COMPITO SCRITTO A —
Trascrivi senza modifiche il passo del brano sui conti pubblici di Italia e Paesi Bassi che comincia con le parole "A un esame più" e si chiude con "(Figura 1).".

BRANO FORNITO —
⁂

Questo genere di affermazioni seguono le orme di quelle dell'ex ministro delle
finanze olandese Jeroen Dijsselbloem, che nel 2017 accusava gli Stati
dell’Europa del Sud di spendere troppo in "donne e alcool".
A un esame più
attento l’Italia è stata più parsimoniosa dei paesi del Nord
Osservando
più da vicino i dati, il problema di questa interpretazione delle politiche di
bilancio italiane e olandesi degli ultimi 30 anni è che non è confermata dai
numeri. Al contrario, se mettiamo da parte gli enormi interessi che l'Italia
deve pagare sui suoi debiti ogni anno e ne osserviamo il saldo primario, ovvero
sotanto la differenza tra entrate e spese (per la salute, l'istruzione, le
infrastrutture, ecc.) al netto degli interessi sul debito, dagli inizi degli anni ’90 l'Italia sembra aver gestito
le proprie finanze con perfino maggiore parsimonia rispetto ai Paesi Bassi
(Figura 1).
Fonte: Fiscal
Monitor 2020 del FMI
Con l'eccezione della crisi finanziaria del 2008, l'Italia ha generato costantemente avanzi primari negli ultimi trent’anni; al contrario i Paesi Bassi hanno registrato regolarmente disavanzi, ma sono stati comunque in grado di contrarre prestiti a tassi di interesse molto bassi. Effettivamente l'Italia soffre tuttora il peso di una montagna di debiti quarantennale. Il debito è stato accumulato sotto l'egida della Democrazia Cristiana, partito storico italiano disintegratosi nel corso della campagna anticorruzione “mani pulite” dei primi anni '90. Da allora, la politica di bilancio italiana è stata eccessivamente frugale, incapace di contrastare la crescita anemica e la disgregazione delle infrastrutture.

⁂

ELENCO DEI DATI —
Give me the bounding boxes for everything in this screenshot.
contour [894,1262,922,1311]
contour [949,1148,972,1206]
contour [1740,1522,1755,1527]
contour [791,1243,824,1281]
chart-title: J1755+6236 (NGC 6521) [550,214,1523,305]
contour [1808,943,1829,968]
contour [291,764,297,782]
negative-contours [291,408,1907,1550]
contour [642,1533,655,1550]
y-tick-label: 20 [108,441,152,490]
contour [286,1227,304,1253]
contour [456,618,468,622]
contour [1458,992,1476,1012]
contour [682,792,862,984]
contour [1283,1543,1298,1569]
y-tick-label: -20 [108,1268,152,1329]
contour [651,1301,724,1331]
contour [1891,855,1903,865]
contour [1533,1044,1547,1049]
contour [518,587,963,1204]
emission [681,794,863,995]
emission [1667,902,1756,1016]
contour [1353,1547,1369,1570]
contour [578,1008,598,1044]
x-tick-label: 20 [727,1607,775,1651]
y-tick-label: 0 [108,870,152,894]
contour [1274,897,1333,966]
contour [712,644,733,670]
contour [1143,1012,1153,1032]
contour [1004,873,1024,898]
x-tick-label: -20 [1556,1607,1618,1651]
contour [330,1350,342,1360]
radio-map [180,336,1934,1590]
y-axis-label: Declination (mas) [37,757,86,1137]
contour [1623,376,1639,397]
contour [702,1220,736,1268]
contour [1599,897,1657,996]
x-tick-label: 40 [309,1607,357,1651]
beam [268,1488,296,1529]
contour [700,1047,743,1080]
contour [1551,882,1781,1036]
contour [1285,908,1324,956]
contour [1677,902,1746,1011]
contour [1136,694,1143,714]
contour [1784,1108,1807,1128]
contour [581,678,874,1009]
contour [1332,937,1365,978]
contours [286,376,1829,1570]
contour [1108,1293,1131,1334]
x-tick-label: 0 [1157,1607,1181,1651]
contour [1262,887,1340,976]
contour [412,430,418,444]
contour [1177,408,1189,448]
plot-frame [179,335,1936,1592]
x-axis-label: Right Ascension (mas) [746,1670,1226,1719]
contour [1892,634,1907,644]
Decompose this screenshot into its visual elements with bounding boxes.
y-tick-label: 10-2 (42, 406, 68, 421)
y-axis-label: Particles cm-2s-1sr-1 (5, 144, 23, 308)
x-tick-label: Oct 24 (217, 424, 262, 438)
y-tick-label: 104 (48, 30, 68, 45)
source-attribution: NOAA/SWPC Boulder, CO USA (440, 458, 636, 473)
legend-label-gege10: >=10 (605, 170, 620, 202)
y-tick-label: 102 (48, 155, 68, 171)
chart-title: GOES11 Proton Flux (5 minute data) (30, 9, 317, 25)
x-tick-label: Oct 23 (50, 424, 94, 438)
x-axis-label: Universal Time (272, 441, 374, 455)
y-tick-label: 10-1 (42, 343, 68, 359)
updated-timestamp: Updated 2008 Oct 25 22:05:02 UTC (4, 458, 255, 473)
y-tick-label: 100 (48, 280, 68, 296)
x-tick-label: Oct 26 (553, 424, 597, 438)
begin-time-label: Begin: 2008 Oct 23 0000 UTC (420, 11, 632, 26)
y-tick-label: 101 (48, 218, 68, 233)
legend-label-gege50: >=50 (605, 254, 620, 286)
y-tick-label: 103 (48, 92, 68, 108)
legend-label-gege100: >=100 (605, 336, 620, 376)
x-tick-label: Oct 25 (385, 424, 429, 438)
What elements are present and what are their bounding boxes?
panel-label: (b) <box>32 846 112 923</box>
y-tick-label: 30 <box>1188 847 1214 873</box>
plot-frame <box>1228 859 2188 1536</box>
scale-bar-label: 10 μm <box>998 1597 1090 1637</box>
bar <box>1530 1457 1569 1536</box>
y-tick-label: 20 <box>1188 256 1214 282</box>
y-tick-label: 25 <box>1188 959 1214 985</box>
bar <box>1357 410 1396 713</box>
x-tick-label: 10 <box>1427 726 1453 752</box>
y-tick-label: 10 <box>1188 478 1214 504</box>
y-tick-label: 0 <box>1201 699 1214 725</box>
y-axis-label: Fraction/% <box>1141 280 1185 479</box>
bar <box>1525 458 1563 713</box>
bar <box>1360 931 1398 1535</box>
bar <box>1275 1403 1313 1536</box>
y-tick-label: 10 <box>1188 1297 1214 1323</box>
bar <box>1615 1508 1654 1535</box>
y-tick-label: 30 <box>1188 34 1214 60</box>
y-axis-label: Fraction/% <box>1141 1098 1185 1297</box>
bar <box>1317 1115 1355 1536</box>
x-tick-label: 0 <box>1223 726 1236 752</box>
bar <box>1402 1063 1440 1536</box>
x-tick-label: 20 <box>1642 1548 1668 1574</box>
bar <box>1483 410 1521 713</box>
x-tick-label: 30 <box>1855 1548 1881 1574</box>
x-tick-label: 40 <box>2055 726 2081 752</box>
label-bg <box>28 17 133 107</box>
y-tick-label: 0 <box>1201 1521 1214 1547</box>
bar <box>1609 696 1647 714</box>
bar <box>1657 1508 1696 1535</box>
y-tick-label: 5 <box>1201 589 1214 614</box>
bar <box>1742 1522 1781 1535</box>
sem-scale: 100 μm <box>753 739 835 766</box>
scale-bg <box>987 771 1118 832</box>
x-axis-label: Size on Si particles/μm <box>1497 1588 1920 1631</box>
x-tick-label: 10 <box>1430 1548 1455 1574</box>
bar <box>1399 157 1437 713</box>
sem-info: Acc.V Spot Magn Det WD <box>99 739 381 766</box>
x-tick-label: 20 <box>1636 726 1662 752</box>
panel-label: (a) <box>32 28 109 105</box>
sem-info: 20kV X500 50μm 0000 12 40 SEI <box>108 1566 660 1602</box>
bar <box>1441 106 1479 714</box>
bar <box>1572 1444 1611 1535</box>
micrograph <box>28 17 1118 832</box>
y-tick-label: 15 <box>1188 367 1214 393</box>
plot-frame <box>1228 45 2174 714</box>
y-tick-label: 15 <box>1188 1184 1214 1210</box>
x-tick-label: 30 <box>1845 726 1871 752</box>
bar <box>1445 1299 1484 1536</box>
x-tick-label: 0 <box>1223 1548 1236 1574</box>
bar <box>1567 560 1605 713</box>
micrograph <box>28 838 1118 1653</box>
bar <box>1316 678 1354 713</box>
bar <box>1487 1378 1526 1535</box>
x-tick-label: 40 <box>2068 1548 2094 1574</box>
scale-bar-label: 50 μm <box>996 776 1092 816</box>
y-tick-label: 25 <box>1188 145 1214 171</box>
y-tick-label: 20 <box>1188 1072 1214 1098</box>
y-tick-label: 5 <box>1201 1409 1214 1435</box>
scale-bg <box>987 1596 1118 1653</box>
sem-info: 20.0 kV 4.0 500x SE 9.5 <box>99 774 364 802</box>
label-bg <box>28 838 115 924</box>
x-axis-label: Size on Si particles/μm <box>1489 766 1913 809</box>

⁂

COMPITO SCRITTO B —
Restituisci testualmente le righe dell'elenco a partire dalla prima fino alla riga che contiene "source-attribution: NOAA/SWPC Boulder, CO", compresa, e nient'altro.

RISPOSTA SCRITTA A —
A un esame più
attento l’Italia è stata più parsimoniosa dei paesi del Nord
Osservando
più da vicino i dati, il problema di questa interpretazione delle politiche di
bilancio italiane e olandesi degli ultimi 30 anni è che non è confermata dai
numeri. Al contrario, se mettiamo da parte gli enormi interessi che l'Italia
deve pagare sui suoi debiti ogni anno e ne osserviamo il saldo primario, ovvero
sotanto la differenza tra entrate e spese (per la salute, l'istruzione, le
infrastrutture, ecc.) al netto degli interessi sul debito, dagli inizi degli anni ’90 l'Italia sembra aver gestito
le proprie finanze con perfino maggiore parsimonia rispetto ai Paesi Bassi
(Figura 1).

RISPOSTA SCRITTA B —
Give me the bounding boxes for everything in this screenshot.
contour [894,1262,922,1311]
contour [949,1148,972,1206]
contour [1740,1522,1755,1527]
contour [791,1243,824,1281]
chart-title: J1755+6236 (NGC 6521) [550,214,1523,305]
contour [1808,943,1829,968]
contour [291,764,297,782]
negative-contours [291,408,1907,1550]
contour [642,1533,655,1550]
y-tick-label: 20 [108,441,152,490]
contour [286,1227,304,1253]
contour [456,618,468,622]
contour [1458,992,1476,1012]
contour [682,792,862,984]
contour [1283,1543,1298,1569]
y-tick-label: -20 [108,1268,152,1329]
contour [651,1301,724,1331]
contour [1891,855,1903,865]
contour [1533,1044,1547,1049]
contour [518,587,963,1204]
emission [681,794,863,995]
emission [1667,902,1756,1016]
contour [1353,1547,1369,1570]
contour [578,1008,598,1044]
x-tick-label: 20 [727,1607,775,1651]
y-tick-label: 0 [108,870,152,894]
contour [1274,897,1333,966]
contour [712,644,733,670]
contour [1143,1012,1153,1032]
contour [1004,873,1024,898]
x-tick-label: -20 [1556,1607,1618,1651]
contour [330,1350,342,1360]
radio-map [180,336,1934,1590]
y-axis-label: Declination (mas) [37,757,86,1137]
contour [1623,376,1639,397]
contour [702,1220,736,1268]
contour [1599,897,1657,996]
x-tick-label: 40 [309,1607,357,1651]
beam [268,1488,296,1529]
contour [700,1047,743,1080]
contour [1551,882,1781,1036]
contour [1285,908,1324,956]
contour [1677,902,1746,1011]
contour [1136,694,1143,714]
contour [1784,1108,1807,1128]
contour [581,678,874,1009]
contour [1332,937,1365,978]
contours [286,376,1829,1570]
contour [1108,1293,1131,1334]
x-tick-label: 0 [1157,1607,1181,1651]
contour [1262,887,1340,976]
contour [412,430,418,444]
contour [1177,408,1189,448]
plot-frame [179,335,1936,1592]
x-axis-label: Right Ascension (mas) [746,1670,1226,1719]
contour [1892,634,1907,644]
Decompose this screenshot into its visual elements with bounding boxes.
y-tick-label: 10-2 (42, 406, 68, 421)
y-axis-label: Particles cm-2s-1sr-1 (5, 144, 23, 308)
x-tick-label: Oct 24 (217, 424, 262, 438)
y-tick-label: 104 (48, 30, 68, 45)
source-attribution: NOAA/SWPC Boulder, CO USA (440, 458, 636, 473)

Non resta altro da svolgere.